** YOUR TASK **
Copy out each line containing "date" from the entries below.

** Dataset items **
┌────────
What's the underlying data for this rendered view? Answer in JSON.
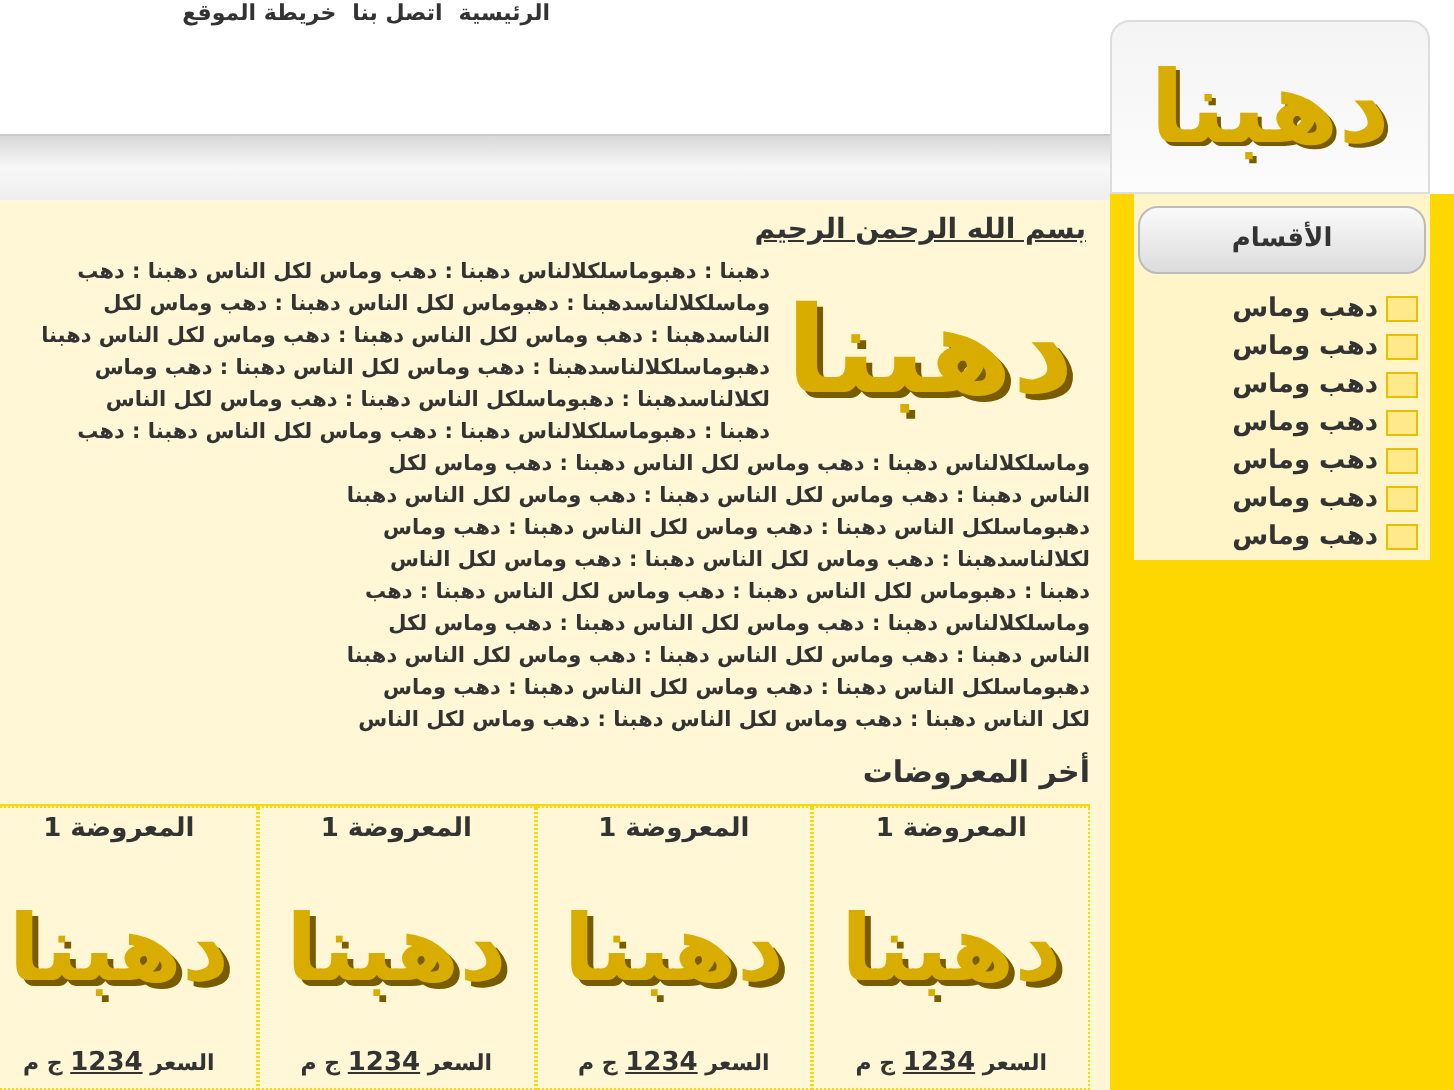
{
  "nav_links": [
    {
      "label": "الرئيسية"
    },
    {
      "label": "اتصل بنا"
    },
    {
      "label": "خريطة الموقع"
    }
  ],
  "sidebar": {
    "logo": "دهبنا",
    "header": "الأقسام",
    "items": [
      {
        "label": "دهب وماس"
      },
      {
        "label": "دهب وماس"
      },
      {
        "label": "دهب وماس"
      },
      {
        "label": "دهب وماس"
      },
      {
        "label": "دهب وماس"
      },
      {
        "label": "دهب وماس"
      },
      {
        "label": "دهب وماس"
      }
    ]
  },
  "content": {
    "heading": "بسم الله الرحمن الرحيم",
    "logo": "دهبنا",
    "paragraph_lines": [
      "دهبنا : دهبوماسلكلالناس دهبنا : دهب وماس لكل الناس دهبنا : دهب",
      "وماسلكلالناسدهبنا : دهبوماس لكل الناس دهبنا : دهب وماس لكل",
      "الناسدهبنا : دهب وماس لكل الناس دهبنا : دهب وماس لكل الناس دهبنا",
      "دهبوماسلكلالناسدهبنا : دهب وماس لكل الناس دهبنا : دهب وماس",
      "لكلالناسدهبنا : دهبوماسلكل الناس دهبنا : دهب وماس لكل الناس",
      "دهبنا : دهبوماسلكلالناس دهبنا : دهب وماس لكل الناس دهبنا : دهب",
      "وماسلكلالناس دهبنا : دهب وماس لكل الناس دهبنا : دهب وماس لكل",
      "الناس دهبنا : دهب وماس لكل الناس دهبنا : دهب وماس لكل الناس دهبنا",
      "دهبوماسلكل الناس دهبنا : دهب وماس لكل الناس دهبنا : دهب وماس",
      "لكلالناسدهبنا : دهب وماس لكل الناس دهبنا : دهب وماس لكل الناس",
      "دهبنا : دهبوماس لكل الناس دهبنا : دهب وماس لكل الناس دهبنا : دهب",
      "وماسلكلالناس دهبنا : دهب وماس لكل الناس دهبنا : دهب وماس لكل",
      "الناس دهبنا : دهب وماس لكل الناس دهبنا : دهب وماس لكل الناس دهبنا",
      "دهبوماسلكل الناس دهبنا : دهب وماس لكل الناس دهبنا : دهب وماس",
      "لكل الناس دهبنا : دهب وماس لكل الناس دهبنا : دهب وماس لكل الناس"
    ],
    "latest_heading": "أخر المعروضات",
    "products": [
      {
        "title": "المعروضة 1",
        "logo": "دهبنا",
        "price_label": "السعر",
        "price": "1234",
        "currency": "ج م"
      },
      {
        "title": "المعروضة 1",
        "logo": "دهبنا",
        "price_label": "السعر",
        "price": "1234",
        "currency": "ج م"
      },
      {
        "title": "المعروضة 1",
        "logo": "دهبنا",
        "price_label": "السعر",
        "price": "1234",
        "currency": "ج م"
      },
      {
        "title": "المعروضة 1",
        "logo": "دهبنا",
        "price_label": "السعر",
        "price": "1234",
        "currency": "ج م"
      }
    ]
  }
}
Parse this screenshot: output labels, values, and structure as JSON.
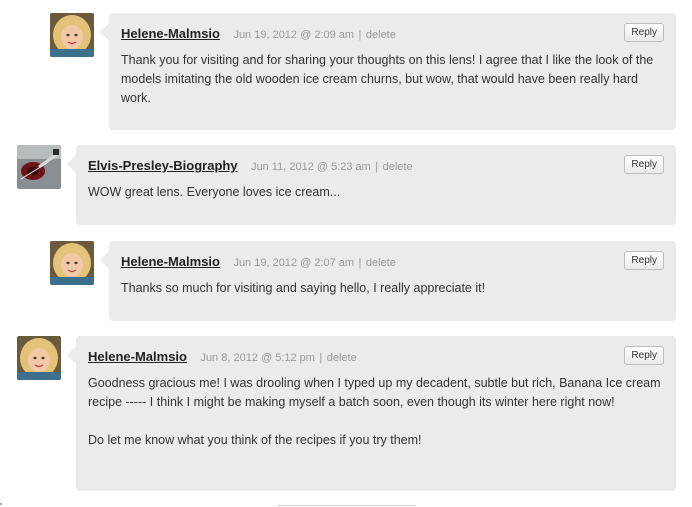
{
  "comments": [
    {
      "author": "Helene-Malmsio",
      "date": "Jun 19, 2012 @ 2:09 am",
      "separator": "|",
      "delete_label": "delete",
      "reply_label": "Reply",
      "avatar": "helene-avatar",
      "paragraphs": [
        "Thank you for visiting and for sharing your thoughts on this lens! I agree that I like the look of the models imitating the old wooden ice cream churns, but wow, that would have been really hard work."
      ]
    },
    {
      "author": "Elvis-Presley-Biography",
      "date": "Jun 11, 2012 @ 5:23 am",
      "separator": "|",
      "delete_label": "delete",
      "reply_label": "Reply",
      "avatar": "guitar-avatar",
      "paragraphs": [
        "WOW great lens. Everyone loves ice cream..."
      ]
    },
    {
      "author": "Helene-Malmsio",
      "date": "Jun 19, 2012 @ 2:07 am",
      "separator": "|",
      "delete_label": "delete",
      "reply_label": "Reply",
      "avatar": "helene-avatar",
      "paragraphs": [
        "Thanks so much for visiting and saying hello, I really appreciate it!"
      ]
    },
    {
      "author": "Helene-Malmsio",
      "date": "Jun 8, 2012 @ 5:12 pm",
      "separator": "|",
      "delete_label": "delete",
      "reply_label": "Reply",
      "avatar": "helene-avatar",
      "paragraphs": [
        "Goodness gracious me! I was drooling when I typed up my decadent, subtle but rich, Banana Ice cream recipe ----- I think I might be making myself a batch soon, even though its winter here right now!",
        "Do let me know what you think of the recipes if you try them!"
      ]
    }
  ],
  "colors": {
    "bubble": "#ebebeb",
    "author": "#222222",
    "meta": "#999999",
    "text": "#333333"
  }
}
└────────
** REPLY TO THE EXERCISE **
      "date": "Jun 19, 2012 @ 2:09 am",
      "date": "Jun 11, 2012 @ 5:23 am",
      "date": "Jun 19, 2012 @ 2:07 am",
      "date": "Jun 8, 2012 @ 5:12 pm",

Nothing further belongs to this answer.